» **Task to carry out**
From the line with "OCR this image." through the final line, please write out the listing exactly, including both of those lines.

_____

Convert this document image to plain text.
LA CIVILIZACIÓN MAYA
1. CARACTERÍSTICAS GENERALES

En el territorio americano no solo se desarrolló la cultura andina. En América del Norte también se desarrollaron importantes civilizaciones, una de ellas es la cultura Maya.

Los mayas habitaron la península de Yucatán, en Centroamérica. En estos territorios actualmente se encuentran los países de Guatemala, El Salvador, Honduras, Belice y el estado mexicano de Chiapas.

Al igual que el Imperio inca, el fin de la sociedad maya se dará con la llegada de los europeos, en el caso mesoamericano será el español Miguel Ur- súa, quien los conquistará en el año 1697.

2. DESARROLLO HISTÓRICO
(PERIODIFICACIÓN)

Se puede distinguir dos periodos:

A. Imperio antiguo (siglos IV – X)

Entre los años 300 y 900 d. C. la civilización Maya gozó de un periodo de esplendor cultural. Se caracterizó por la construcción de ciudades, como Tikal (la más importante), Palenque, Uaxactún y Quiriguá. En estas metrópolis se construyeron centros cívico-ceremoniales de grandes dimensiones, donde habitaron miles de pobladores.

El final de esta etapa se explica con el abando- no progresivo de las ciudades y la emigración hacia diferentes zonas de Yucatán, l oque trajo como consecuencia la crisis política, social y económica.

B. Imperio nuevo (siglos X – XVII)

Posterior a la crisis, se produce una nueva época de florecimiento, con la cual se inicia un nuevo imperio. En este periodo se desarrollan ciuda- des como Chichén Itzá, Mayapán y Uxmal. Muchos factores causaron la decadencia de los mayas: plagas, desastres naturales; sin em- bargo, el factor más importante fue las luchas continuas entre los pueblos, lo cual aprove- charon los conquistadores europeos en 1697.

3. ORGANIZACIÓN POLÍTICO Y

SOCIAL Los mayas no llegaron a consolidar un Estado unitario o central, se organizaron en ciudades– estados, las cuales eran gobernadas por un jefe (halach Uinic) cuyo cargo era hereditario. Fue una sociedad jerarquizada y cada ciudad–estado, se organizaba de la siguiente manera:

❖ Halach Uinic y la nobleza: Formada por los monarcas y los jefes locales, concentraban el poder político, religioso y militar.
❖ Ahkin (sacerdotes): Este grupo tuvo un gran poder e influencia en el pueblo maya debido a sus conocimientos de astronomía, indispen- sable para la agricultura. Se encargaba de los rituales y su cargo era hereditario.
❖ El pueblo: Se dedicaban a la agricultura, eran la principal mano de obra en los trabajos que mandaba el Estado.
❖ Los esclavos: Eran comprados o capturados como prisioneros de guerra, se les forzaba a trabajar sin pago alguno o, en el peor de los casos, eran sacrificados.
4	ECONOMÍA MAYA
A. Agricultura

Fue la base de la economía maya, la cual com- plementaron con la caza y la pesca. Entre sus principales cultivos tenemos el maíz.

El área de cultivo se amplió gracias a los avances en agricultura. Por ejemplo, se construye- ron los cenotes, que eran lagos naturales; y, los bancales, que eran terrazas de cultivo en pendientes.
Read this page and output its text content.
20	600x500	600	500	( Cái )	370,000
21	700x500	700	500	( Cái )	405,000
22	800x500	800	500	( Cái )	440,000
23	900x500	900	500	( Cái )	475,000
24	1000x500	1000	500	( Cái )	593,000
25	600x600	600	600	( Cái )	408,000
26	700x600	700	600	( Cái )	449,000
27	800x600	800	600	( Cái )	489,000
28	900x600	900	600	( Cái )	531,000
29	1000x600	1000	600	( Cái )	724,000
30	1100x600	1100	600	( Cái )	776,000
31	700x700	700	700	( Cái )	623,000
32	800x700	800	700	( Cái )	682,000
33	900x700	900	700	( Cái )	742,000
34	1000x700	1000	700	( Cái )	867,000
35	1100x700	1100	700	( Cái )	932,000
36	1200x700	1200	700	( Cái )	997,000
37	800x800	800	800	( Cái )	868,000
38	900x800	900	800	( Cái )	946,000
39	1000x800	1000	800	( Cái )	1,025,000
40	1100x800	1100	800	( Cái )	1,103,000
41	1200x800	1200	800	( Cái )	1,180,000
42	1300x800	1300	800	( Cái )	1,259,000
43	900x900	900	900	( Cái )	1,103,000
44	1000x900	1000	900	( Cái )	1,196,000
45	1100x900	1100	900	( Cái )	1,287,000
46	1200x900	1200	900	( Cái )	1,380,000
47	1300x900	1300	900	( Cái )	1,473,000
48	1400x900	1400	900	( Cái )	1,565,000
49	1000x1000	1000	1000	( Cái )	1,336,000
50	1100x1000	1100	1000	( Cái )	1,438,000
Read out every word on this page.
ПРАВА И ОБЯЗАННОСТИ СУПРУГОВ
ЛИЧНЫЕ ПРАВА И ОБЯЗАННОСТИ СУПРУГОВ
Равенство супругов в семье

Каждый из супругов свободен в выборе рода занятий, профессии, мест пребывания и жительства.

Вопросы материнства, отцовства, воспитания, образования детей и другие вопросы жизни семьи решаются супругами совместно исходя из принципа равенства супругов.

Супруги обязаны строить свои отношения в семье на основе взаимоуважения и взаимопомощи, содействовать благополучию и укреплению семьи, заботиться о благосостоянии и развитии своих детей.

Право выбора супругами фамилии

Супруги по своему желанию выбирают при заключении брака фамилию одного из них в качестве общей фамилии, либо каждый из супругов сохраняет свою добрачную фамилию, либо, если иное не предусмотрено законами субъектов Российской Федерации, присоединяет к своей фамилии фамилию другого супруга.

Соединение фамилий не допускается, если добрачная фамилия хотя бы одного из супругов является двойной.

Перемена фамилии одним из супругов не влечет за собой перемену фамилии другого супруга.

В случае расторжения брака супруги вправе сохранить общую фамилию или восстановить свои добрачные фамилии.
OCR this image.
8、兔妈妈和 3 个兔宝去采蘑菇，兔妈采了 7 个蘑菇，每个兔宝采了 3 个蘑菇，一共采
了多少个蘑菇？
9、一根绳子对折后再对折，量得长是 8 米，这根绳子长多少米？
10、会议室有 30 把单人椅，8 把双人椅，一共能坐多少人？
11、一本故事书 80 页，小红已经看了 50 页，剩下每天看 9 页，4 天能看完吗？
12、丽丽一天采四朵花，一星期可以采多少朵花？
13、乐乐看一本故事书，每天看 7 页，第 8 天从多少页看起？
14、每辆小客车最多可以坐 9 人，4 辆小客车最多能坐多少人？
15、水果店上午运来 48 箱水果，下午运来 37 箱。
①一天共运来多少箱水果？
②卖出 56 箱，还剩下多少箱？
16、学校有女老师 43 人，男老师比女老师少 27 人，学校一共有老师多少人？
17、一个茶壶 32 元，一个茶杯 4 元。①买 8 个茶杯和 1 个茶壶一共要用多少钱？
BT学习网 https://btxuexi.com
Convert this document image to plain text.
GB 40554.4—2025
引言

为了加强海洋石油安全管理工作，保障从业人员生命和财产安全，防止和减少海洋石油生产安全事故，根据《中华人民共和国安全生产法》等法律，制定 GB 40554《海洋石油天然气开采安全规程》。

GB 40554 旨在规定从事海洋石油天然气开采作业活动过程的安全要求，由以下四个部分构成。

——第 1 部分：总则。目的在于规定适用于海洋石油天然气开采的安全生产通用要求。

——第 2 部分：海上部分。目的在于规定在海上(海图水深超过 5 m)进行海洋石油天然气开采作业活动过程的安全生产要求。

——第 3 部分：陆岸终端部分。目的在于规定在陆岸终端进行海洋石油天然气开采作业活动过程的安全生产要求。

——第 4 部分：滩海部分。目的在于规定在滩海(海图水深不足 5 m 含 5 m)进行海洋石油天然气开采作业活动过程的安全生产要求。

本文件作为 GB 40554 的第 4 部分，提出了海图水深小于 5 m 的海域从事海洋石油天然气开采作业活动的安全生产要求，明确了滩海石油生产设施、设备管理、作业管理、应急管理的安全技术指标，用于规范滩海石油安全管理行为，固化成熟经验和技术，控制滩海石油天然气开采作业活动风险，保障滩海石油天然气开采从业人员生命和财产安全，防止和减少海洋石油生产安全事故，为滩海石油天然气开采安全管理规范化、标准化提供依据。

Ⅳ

_____

» **Exercise response**
OCR this image.
8、兔妈妈和 3 个兔宝去采蘑菇，兔妈采了 7 个蘑菇，每个兔宝采了 3 个蘑菇，一共采
了多少个蘑菇？
9、一根绳子对折后再对折，量得长是 8 米，这根绳子长多少米？
10、会议室有 30 把单人椅，8 把双人椅，一共能坐多少人？
11、一本故事书 80 页，小红已经看了 50 页，剩下每天看 9 页，4 天能看完吗？
12、丽丽一天采四朵花，一星期可以采多少朵花？
13、乐乐看一本故事书，每天看 7 页，第 8 天从多少页看起？
14、每辆小客车最多可以坐 9 人，4 辆小客车最多能坐多少人？
15、水果店上午运来 48 箱水果，下午运来 37 箱。
①一天共运来多少箱水果？
②卖出 56 箱，还剩下多少箱？
16、学校有女老师 43 人，男老师比女老师少 27 人，学校一共有老师多少人？
17、一个茶壶 32 元，一个茶杯 4 元。①买 8 个茶杯和 1 个茶壶一共要用多少钱？
BT学习网 https://btxuexi.com
Convert this document image to plain text.
GB 40554.4—2025
引言

为了加强海洋石油安全管理工作，保障从业人员生命和财产安全，防止和减少海洋石油生产安全事故，根据《中华人民共和国安全生产法》等法律，制定 GB 40554《海洋石油天然气开采安全规程》。

GB 40554 旨在规定从事海洋石油天然气开采作业活动过程的安全要求，由以下四个部分构成。

——第 1 部分：总则。目的在于规定适用于海洋石油天然气开采的安全生产通用要求。

——第 2 部分：海上部分。目的在于规定在海上(海图水深超过 5 m)进行海洋石油天然气开采作业活动过程的安全生产要求。

——第 3 部分：陆岸终端部分。目的在于规定在陆岸终端进行海洋石油天然气开采作业活动过程的安全生产要求。

——第 4 部分：滩海部分。目的在于规定在滩海(海图水深不足 5 m 含 5 m)进行海洋石油天然气开采作业活动过程的安全生产要求。

本文件作为 GB 40554 的第 4 部分，提出了海图水深小于 5 m 的海域从事海洋石油天然气开采作业活动的安全生产要求，明确了滩海石油生产设施、设备管理、作业管理、应急管理的安全技术指标，用于规范滩海石油安全管理行为，固化成熟经验和技术，控制滩海石油天然气开采作业活动风险，保障滩海石油天然气开采从业人员生命和财产安全，防止和减少海洋石油生产安全事故，为滩海石油天然气开采安全管理规范化、标准化提供依据。

Ⅳ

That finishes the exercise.